◆ PROMPT: Look through the records and report how many lines include the word "Consent", with no other words.

◆ RECORDS SUPPLIED:
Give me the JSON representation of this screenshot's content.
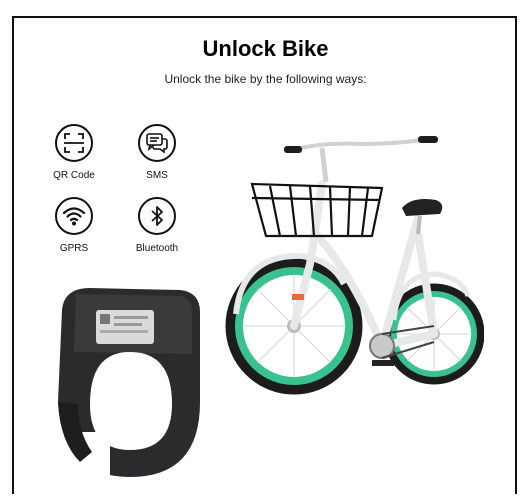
{
  "header": {
    "title": "Unlock Bike",
    "subtitle": "Unlock the bike by the following ways:"
  },
  "methods": [
    {
      "label": "QR Code",
      "icon": "qr-code-icon"
    },
    {
      "label": "SMS",
      "icon": "sms-icon"
    },
    {
      "label": "GPRS",
      "icon": "wifi-icon"
    },
    {
      "label": "Bluetooth",
      "icon": "bluetooth-icon"
    }
  ],
  "colors": {
    "tire": "#39c28e",
    "frame": "#e6e8ea",
    "lock_body": "#2a2a2c",
    "border": "#111111"
  }
}
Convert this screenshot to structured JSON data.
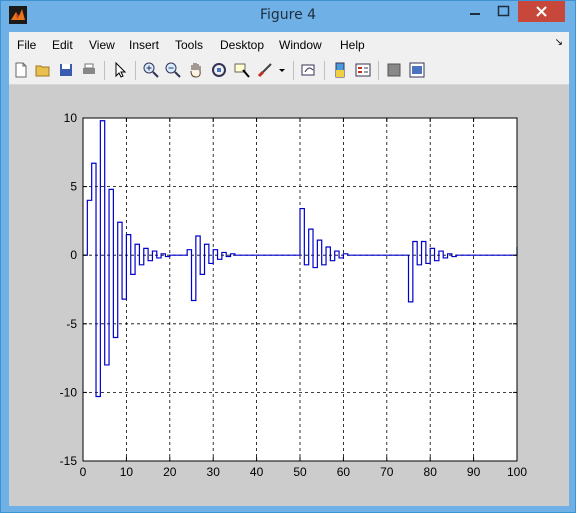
{
  "window": {
    "title": "Figure 4"
  },
  "menu": [
    "File",
    "Edit",
    "View",
    "Insert",
    "Tools",
    "Desktop",
    "Window",
    "Help"
  ],
  "toolbar": [
    "new-figure-icon",
    "open-file-icon",
    "save-icon",
    "print-icon",
    "pointer-icon",
    "zoom-in-icon",
    "zoom-out-icon",
    "pan-hand-icon",
    "rotate-3d-icon",
    "data-cursor-icon",
    "brush-icon",
    "brush-dropdown-icon",
    "link-plot-icon",
    "colorbar-icon",
    "legend-icon",
    "hide-plot-tools-icon",
    "show-plot-tools-icon"
  ],
  "colors": {
    "line": "#0000cc",
    "figure_bg": "#cccccc",
    "titlebar": "#6fb1e6",
    "close": "#c7473a"
  },
  "chart_data": {
    "type": "line",
    "title": "",
    "xlabel": "",
    "ylabel": "",
    "xlim": [
      0,
      100
    ],
    "ylim": [
      -15,
      10
    ],
    "xticks": [
      0,
      10,
      20,
      30,
      40,
      50,
      60,
      70,
      80,
      90,
      100
    ],
    "yticks": [
      10,
      5,
      0,
      -5,
      -10,
      -15
    ],
    "grid": true,
    "series": [
      {
        "style": "stairs",
        "x": [
          0,
          1,
          2,
          3,
          4,
          5,
          6,
          7,
          8,
          9,
          10,
          11,
          12,
          13,
          14,
          15,
          16,
          17,
          18,
          19,
          20,
          21,
          22,
          23,
          24,
          25,
          26,
          27,
          28,
          29,
          30,
          31,
          32,
          33,
          34,
          35,
          36,
          37,
          38,
          39,
          40,
          41,
          42,
          43,
          44,
          45,
          46,
          47,
          48,
          49,
          50,
          51,
          52,
          53,
          54,
          55,
          56,
          57,
          58,
          59,
          60,
          61,
          62,
          63,
          64,
          65,
          66,
          67,
          68,
          69,
          70,
          71,
          72,
          73,
          74,
          75,
          76,
          77,
          78,
          79,
          80,
          81,
          82,
          83,
          84,
          85,
          86,
          87,
          88,
          89,
          90,
          91,
          92,
          93,
          94,
          95,
          96,
          97,
          98,
          99,
          100
        ],
        "y": [
          0,
          4,
          6.7,
          -10.3,
          9.8,
          -8,
          4.8,
          -6,
          2.4,
          -3.2,
          1.5,
          -1.4,
          0.8,
          -0.7,
          0.5,
          -0.4,
          0.3,
          -0.2,
          0.1,
          -0.1,
          0,
          0,
          0,
          0,
          0.4,
          -3.3,
          1.4,
          -1.4,
          0.8,
          -0.6,
          0.4,
          -0.3,
          0.2,
          -0.1,
          0.1,
          0,
          0,
          0,
          0,
          0,
          0,
          0,
          0,
          0,
          0,
          0,
          0,
          0,
          0,
          0,
          3.4,
          -0.7,
          1.9,
          -0.9,
          1.1,
          -0.7,
          0.6,
          -0.4,
          0.3,
          -0.2,
          0.1,
          0,
          0,
          0,
          0,
          0,
          0,
          0,
          0,
          0,
          0,
          0,
          0,
          0,
          0,
          -3.4,
          1.0,
          -0.7,
          1.0,
          -0.6,
          0.5,
          -0.4,
          0.3,
          -0.2,
          0.1,
          -0.1,
          0,
          0,
          0,
          0,
          0,
          0,
          0,
          0,
          0,
          0,
          0,
          0,
          0,
          0,
          0.6
        ]
      }
    ]
  }
}
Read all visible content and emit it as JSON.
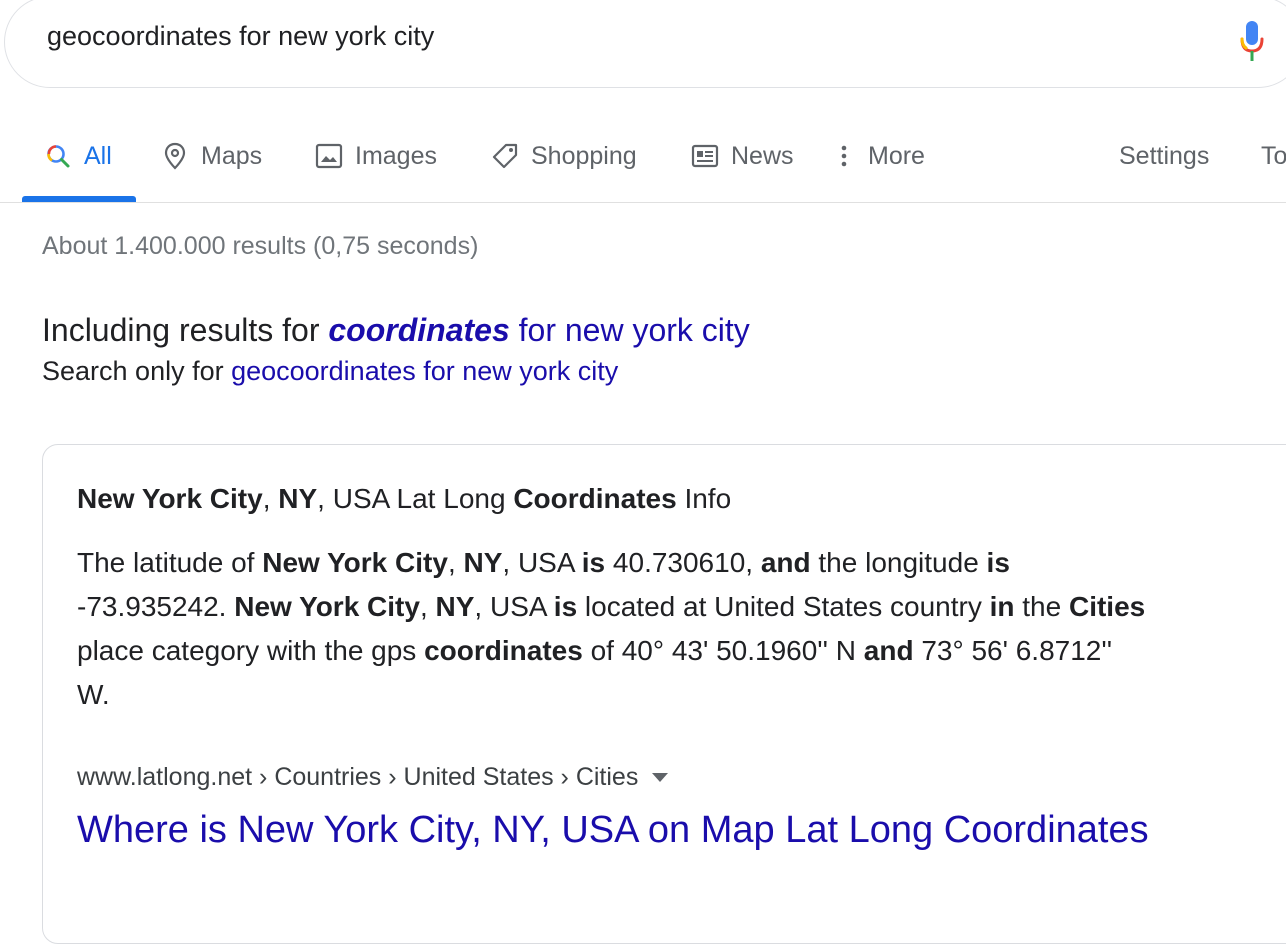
{
  "search": {
    "query": "geocoordinates for new york city"
  },
  "tabs": [
    {
      "label": "All",
      "icon": "search-icon"
    },
    {
      "label": "Maps",
      "icon": "map-pin-icon"
    },
    {
      "label": "Images",
      "icon": "image-icon"
    },
    {
      "label": "Shopping",
      "icon": "tag-icon"
    },
    {
      "label": "News",
      "icon": "newspaper-icon"
    },
    {
      "label": "More",
      "icon": "more-vertical-icon"
    }
  ],
  "tools": {
    "settings": "Settings",
    "tools": "To"
  },
  "result_stats": "About 1.400.000 results (0,75 seconds)",
  "spelling": {
    "including_prefix": "Including results for ",
    "corrected_word": "coordinates",
    "corrected_rest": " for new york city",
    "search_only_prefix": "Search only for ",
    "original_query": "geocoordinates for new york city"
  },
  "featured_snippet": {
    "title_parts": [
      {
        "t": "New York City",
        "b": true
      },
      {
        "t": ", ",
        "b": false
      },
      {
        "t": "NY",
        "b": true
      },
      {
        "t": ", USA Lat Long ",
        "b": false
      },
      {
        "t": "Coordinates",
        "b": true
      },
      {
        "t": " Info",
        "b": false
      }
    ],
    "lines": [
      [
        {
          "t": "The latitude of ",
          "b": false
        },
        {
          "t": "New York City",
          "b": true
        },
        {
          "t": ", ",
          "b": false
        },
        {
          "t": "NY",
          "b": true
        },
        {
          "t": ", USA ",
          "b": false
        },
        {
          "t": "is",
          "b": true
        },
        {
          "t": " 40.730610, ",
          "b": false
        },
        {
          "t": "and",
          "b": true
        },
        {
          "t": " the longitude ",
          "b": false
        },
        {
          "t": "is",
          "b": true
        }
      ],
      [
        {
          "t": "-73.935242. ",
          "b": false
        },
        {
          "t": "New York City",
          "b": true
        },
        {
          "t": ", ",
          "b": false
        },
        {
          "t": "NY",
          "b": true
        },
        {
          "t": ", USA ",
          "b": false
        },
        {
          "t": "is",
          "b": true
        },
        {
          "t": " located at United States country ",
          "b": false
        },
        {
          "t": "in",
          "b": true
        },
        {
          "t": " the ",
          "b": false
        },
        {
          "t": "Cities",
          "b": true
        }
      ],
      [
        {
          "t": "place category with the gps ",
          "b": false
        },
        {
          "t": "coordinates",
          "b": true
        },
        {
          "t": " of 40° 43' 50.1960'' N ",
          "b": false
        },
        {
          "t": "and",
          "b": true
        },
        {
          "t": " 73° 56' 6.8712''",
          "b": false
        }
      ],
      [
        {
          "t": "W.",
          "b": false
        }
      ]
    ],
    "breadcrumb": "www.latlong.net › Countries › United States › Cities",
    "result_title": "Where is New York City, NY, USA on Map Lat Long Coordinates"
  },
  "colors": {
    "accent": "#1a73e8",
    "link": "#1a0dab",
    "muted": "#70757a"
  }
}
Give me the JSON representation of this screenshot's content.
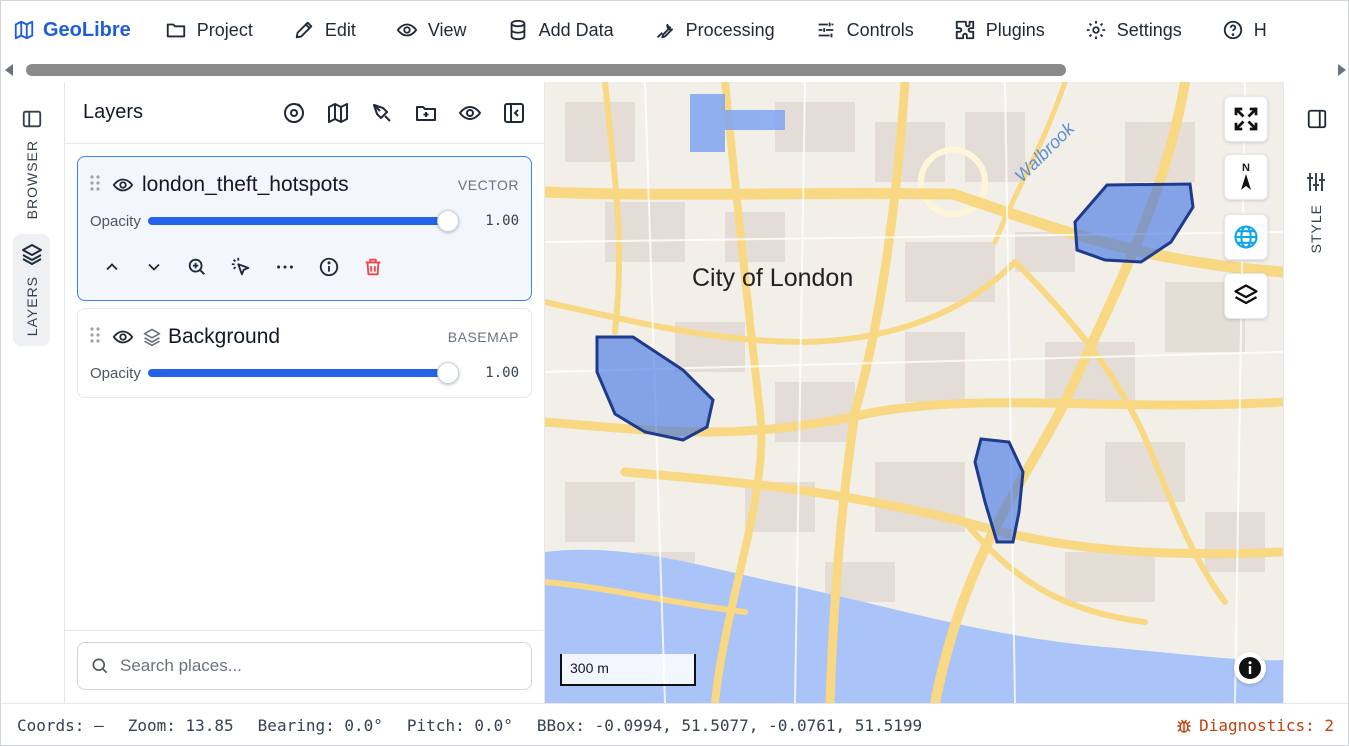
{
  "app": {
    "name": "GeoLibre",
    "accent": "#1d5fd6"
  },
  "menu": [
    {
      "label": "Project",
      "icon": "folder-icon"
    },
    {
      "label": "Edit",
      "icon": "pencil-icon"
    },
    {
      "label": "View",
      "icon": "eye-icon"
    },
    {
      "label": "Add Data",
      "icon": "database-icon"
    },
    {
      "label": "Processing",
      "icon": "wrench-icon"
    },
    {
      "label": "Controls",
      "icon": "sliders-icon"
    },
    {
      "label": "Plugins",
      "icon": "puzzle-icon"
    },
    {
      "label": "Settings",
      "icon": "gear-icon"
    },
    {
      "label": "H",
      "icon": "help-icon"
    }
  ],
  "rail": {
    "browser_label": "BROWSER",
    "layers_label": "LAYERS"
  },
  "panel": {
    "title": "Layers",
    "layers": [
      {
        "name": "london_theft_hotspots",
        "type": "VECTOR",
        "opacity_label": "Opacity",
        "opacity": 1.0,
        "opacity_text": "1.00"
      },
      {
        "name": "Background",
        "type": "BASEMAP",
        "opacity_label": "Opacity",
        "opacity": 1.0,
        "opacity_text": "1.00"
      }
    ],
    "search_placeholder": "Search places..."
  },
  "map": {
    "place_label": "City of London",
    "river_label": "Walbrook",
    "scale_label": "300 m",
    "compass_label": "N",
    "hotspot_color": "#3b6fe6"
  },
  "right_rail": {
    "style_label": "STYLE"
  },
  "status": {
    "coords": "Coords: —",
    "zoom": "Zoom: 13.85",
    "bearing": "Bearing: 0.0°",
    "pitch": "Pitch: 0.0°",
    "bbox": "BBox: -0.0994, 51.5077, -0.0761, 51.5199",
    "diagnostics": "Diagnostics: 2"
  }
}
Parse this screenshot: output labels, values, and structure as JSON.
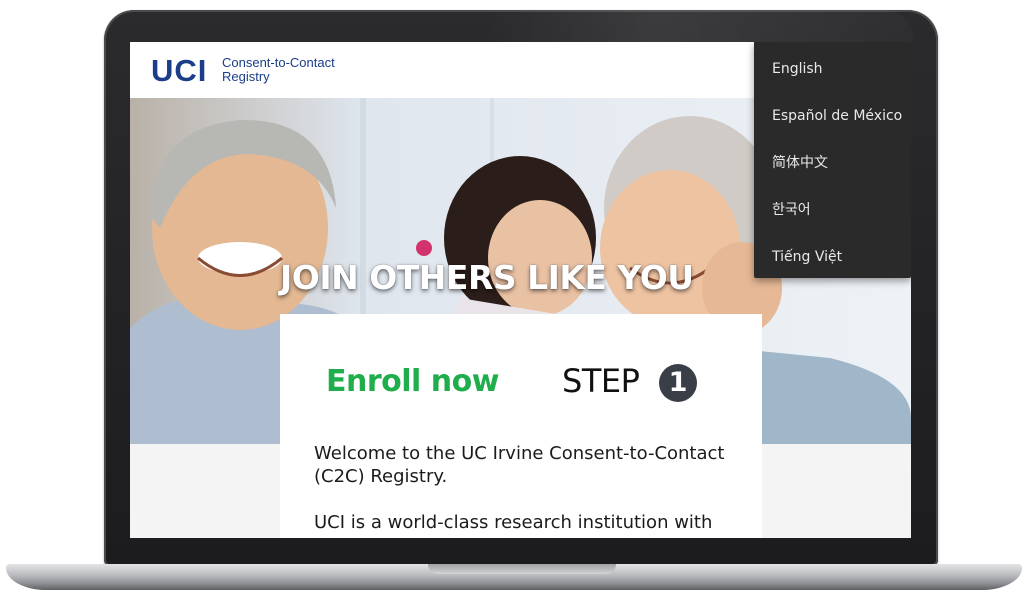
{
  "logo": {
    "mark": "UCI",
    "line1": "Consent-to-Contact",
    "line2": "Registry"
  },
  "hero": {
    "title": "JOIN OTHERS LIKE YOU"
  },
  "language_menu": {
    "items": [
      {
        "label": "English"
      },
      {
        "label": "Español de México"
      },
      {
        "label": "简体中文"
      },
      {
        "label": "한국어"
      },
      {
        "label": "Tiếng Việt"
      }
    ]
  },
  "card": {
    "enroll_label": "Enroll now",
    "step_label": "STEP",
    "step_number": "1",
    "paragraphs": [
      "Welcome to the UC Irvine Consent-to-Contact (C2C) Registry.",
      "UCI is a world-class research institution with"
    ]
  },
  "colors": {
    "brand_blue": "#1b3d8a",
    "enroll_green": "#1fae4b",
    "menu_bg": "#2a2a2a"
  }
}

◆ RESULT BELOW: 2